==== Material to process

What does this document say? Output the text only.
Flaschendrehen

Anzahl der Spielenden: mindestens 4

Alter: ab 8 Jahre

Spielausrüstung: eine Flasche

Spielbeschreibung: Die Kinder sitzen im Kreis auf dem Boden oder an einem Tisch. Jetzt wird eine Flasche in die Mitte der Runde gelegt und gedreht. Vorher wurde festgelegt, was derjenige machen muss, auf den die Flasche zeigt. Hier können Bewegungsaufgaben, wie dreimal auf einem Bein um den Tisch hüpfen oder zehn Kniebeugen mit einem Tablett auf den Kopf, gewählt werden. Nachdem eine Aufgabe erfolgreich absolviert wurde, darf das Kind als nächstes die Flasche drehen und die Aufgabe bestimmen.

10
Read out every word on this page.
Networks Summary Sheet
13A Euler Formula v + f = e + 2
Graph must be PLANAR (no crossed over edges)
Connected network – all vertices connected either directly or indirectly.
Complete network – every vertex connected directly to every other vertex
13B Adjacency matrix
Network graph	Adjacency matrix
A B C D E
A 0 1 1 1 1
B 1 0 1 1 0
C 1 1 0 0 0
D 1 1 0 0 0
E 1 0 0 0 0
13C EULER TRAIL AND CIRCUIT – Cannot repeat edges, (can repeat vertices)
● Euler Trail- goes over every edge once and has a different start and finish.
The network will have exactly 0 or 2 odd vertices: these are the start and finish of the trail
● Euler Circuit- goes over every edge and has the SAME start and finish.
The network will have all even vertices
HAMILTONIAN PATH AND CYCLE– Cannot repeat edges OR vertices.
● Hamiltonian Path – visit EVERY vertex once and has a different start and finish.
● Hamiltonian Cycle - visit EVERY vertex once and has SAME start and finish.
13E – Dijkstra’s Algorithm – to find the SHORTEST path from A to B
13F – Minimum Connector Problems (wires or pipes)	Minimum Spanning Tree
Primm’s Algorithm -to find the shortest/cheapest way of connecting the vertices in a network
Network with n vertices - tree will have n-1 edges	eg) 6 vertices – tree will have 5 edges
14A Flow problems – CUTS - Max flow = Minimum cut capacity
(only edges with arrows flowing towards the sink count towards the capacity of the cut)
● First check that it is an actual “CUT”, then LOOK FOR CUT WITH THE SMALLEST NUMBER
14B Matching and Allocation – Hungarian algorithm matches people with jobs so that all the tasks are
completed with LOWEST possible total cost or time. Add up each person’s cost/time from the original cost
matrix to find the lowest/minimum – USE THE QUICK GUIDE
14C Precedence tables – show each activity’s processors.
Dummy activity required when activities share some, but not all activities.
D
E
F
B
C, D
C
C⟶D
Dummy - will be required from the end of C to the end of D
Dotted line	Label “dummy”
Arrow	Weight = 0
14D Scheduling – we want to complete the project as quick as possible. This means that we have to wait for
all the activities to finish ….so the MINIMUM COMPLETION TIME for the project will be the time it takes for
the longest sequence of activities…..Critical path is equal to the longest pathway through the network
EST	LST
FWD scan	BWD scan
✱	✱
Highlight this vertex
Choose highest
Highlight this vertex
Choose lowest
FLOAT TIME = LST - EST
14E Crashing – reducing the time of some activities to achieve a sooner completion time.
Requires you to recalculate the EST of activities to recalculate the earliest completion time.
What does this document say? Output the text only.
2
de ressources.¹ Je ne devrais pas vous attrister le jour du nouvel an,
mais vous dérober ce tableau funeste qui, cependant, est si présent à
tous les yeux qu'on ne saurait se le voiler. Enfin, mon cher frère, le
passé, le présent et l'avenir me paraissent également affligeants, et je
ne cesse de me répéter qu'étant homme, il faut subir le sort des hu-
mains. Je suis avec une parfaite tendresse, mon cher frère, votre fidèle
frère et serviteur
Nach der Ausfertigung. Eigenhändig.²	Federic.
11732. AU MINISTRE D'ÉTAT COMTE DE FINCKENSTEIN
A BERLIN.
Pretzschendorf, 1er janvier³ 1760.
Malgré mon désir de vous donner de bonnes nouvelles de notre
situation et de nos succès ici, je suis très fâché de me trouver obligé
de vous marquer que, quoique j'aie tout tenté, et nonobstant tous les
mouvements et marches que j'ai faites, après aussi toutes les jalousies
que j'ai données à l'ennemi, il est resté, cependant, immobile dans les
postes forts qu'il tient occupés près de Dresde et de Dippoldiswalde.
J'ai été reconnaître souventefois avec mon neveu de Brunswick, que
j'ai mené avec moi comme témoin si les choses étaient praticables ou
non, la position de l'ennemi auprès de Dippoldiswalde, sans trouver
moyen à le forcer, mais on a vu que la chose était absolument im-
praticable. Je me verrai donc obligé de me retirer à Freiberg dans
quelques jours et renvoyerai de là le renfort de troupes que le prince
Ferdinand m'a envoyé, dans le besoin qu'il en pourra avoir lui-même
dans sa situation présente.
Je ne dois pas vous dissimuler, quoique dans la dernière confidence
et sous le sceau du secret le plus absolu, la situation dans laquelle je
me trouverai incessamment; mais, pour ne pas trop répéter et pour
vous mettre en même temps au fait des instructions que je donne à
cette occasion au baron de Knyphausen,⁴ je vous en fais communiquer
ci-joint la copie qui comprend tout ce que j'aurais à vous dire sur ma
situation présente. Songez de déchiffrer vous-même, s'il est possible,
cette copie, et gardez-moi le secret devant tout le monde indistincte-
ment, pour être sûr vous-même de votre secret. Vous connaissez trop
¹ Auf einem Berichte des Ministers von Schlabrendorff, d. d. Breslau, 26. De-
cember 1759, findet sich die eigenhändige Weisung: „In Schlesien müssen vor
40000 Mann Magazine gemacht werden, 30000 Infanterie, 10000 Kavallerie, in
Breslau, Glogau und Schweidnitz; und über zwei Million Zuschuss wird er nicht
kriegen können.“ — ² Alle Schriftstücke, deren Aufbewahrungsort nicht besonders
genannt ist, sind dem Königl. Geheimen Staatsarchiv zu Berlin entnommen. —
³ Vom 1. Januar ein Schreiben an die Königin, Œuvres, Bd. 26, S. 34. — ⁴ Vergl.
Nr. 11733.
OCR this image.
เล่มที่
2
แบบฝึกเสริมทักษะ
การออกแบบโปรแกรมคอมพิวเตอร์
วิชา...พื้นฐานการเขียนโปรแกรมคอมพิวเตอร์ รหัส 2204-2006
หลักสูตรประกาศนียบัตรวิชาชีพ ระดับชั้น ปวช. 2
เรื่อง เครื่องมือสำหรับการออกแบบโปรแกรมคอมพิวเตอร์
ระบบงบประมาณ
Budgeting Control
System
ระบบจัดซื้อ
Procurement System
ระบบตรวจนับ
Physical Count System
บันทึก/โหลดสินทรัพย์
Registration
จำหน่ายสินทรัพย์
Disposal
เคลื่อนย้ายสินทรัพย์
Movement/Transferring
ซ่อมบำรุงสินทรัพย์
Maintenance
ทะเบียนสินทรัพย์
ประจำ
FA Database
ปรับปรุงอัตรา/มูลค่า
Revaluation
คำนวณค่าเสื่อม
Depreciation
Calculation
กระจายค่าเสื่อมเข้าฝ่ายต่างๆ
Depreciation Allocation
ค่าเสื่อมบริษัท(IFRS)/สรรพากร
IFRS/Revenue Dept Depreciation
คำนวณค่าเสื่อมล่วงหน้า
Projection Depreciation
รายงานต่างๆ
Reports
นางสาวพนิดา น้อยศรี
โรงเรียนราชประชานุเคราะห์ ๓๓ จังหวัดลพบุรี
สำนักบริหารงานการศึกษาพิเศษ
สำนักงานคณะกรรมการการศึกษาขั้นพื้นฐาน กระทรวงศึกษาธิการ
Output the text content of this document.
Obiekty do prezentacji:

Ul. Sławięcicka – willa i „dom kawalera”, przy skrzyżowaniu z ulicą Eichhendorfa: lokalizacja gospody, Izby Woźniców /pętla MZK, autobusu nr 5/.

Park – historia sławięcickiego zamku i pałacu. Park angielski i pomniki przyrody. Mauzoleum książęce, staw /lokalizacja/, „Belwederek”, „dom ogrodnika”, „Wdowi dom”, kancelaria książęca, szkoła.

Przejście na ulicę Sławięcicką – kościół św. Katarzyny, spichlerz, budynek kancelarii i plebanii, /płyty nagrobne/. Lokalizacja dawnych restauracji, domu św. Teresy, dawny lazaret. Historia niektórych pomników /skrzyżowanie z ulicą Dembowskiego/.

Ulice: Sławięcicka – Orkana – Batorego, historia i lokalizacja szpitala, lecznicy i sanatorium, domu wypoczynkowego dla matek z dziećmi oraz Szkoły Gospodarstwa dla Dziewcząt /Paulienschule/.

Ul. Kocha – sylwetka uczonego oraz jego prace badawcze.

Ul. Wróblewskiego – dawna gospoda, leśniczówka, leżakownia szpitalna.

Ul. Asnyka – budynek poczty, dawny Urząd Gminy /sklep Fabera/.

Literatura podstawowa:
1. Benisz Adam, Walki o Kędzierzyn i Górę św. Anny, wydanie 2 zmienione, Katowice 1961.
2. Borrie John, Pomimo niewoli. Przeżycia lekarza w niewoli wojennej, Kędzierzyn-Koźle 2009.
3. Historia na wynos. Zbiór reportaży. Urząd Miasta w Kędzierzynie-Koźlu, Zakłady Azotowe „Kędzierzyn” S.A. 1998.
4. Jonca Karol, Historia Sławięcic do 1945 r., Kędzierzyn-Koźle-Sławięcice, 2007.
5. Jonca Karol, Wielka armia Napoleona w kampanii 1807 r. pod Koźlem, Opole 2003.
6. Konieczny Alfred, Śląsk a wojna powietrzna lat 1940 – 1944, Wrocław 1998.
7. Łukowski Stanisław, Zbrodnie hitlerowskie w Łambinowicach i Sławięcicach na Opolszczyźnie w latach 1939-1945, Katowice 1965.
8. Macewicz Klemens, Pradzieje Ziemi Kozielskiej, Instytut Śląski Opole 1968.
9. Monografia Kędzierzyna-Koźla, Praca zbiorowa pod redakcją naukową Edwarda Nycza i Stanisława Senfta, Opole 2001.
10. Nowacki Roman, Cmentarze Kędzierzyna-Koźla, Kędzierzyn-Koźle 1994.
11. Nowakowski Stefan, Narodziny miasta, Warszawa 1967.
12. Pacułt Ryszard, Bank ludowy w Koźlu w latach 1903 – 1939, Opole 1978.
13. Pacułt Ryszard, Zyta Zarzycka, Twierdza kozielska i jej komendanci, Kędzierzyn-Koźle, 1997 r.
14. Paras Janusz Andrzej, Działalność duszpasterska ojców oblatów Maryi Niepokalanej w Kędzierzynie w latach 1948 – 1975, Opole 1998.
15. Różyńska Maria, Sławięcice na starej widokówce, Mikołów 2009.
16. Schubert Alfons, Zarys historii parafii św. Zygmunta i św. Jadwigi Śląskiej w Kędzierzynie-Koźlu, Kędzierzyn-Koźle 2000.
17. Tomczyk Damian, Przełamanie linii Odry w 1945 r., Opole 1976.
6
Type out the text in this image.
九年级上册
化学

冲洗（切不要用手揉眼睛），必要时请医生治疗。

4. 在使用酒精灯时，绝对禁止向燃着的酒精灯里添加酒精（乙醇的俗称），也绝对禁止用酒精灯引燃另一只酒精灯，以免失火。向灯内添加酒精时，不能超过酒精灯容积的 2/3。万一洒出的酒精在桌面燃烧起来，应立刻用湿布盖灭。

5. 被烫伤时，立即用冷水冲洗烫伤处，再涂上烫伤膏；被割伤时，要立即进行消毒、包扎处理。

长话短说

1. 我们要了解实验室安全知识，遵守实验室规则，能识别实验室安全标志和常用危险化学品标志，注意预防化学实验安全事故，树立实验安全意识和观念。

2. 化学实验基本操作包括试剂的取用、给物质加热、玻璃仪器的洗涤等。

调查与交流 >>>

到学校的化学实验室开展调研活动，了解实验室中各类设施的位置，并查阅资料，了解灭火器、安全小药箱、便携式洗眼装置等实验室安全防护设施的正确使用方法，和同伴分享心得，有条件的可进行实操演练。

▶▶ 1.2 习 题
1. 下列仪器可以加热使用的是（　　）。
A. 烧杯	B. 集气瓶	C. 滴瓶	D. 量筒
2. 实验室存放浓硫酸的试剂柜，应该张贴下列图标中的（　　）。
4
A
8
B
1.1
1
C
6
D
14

========

◆ **Instruction**
Select every line of the records holding the string "connected".

◆ **Correct answer**
Connected network – all vertices connected either directly or indirectly.
Complete network – every vertex connected directly to every other vertex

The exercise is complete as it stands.